- _TASK DETAILS_:
Give every entry again, word for word.

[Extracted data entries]
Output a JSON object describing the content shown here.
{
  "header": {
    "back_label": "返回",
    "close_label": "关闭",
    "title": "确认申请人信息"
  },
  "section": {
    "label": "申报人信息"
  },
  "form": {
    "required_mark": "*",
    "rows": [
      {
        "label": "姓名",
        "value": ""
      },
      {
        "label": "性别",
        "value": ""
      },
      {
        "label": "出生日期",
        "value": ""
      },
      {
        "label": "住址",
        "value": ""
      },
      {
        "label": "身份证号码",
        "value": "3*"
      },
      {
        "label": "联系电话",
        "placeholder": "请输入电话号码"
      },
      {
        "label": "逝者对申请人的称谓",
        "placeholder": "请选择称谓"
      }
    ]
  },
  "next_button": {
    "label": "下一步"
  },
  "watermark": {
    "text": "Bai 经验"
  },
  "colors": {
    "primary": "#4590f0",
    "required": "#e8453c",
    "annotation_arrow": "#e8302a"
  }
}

- _OUTPUT OF THE TASK_:
Output a JSON object describing the content shown here.
{
  "header": {
    "back_label": "返回",
    "close_label": "关闭",
    "title": "确认申请人信息"
  },
  "section": {
    "label": "申报人信息"
  },
  "form": {
    "required_mark": "*",
    "rows": [
      {
        "label": "姓名",
        "value": ""
      },
      {
        "label": "性别",
        "value": ""
      },
      {
        "label": "出生日期",
        "value": ""
      },
      {
        "label": "住址",
        "value": ""
      },
      {
        "label": "身份证号码",
        "value": "3*"
      },
      {
        "label": "联系电话",
        "placeholder": "请输入电话号码"
      },
      {
        "label": "逝者对申请人的称谓",
        "placeholder": "请选择称谓"
      }
    ]
  },
  "next_button": {
    "label": "下一步"
  },
  "watermark": {
    "text": "Bai 经验"
  },
  "colors": {
    "primary": "#4590f0",
    "required": "#e8453c",
    "annotation_arrow": "#e8302a"
  }
}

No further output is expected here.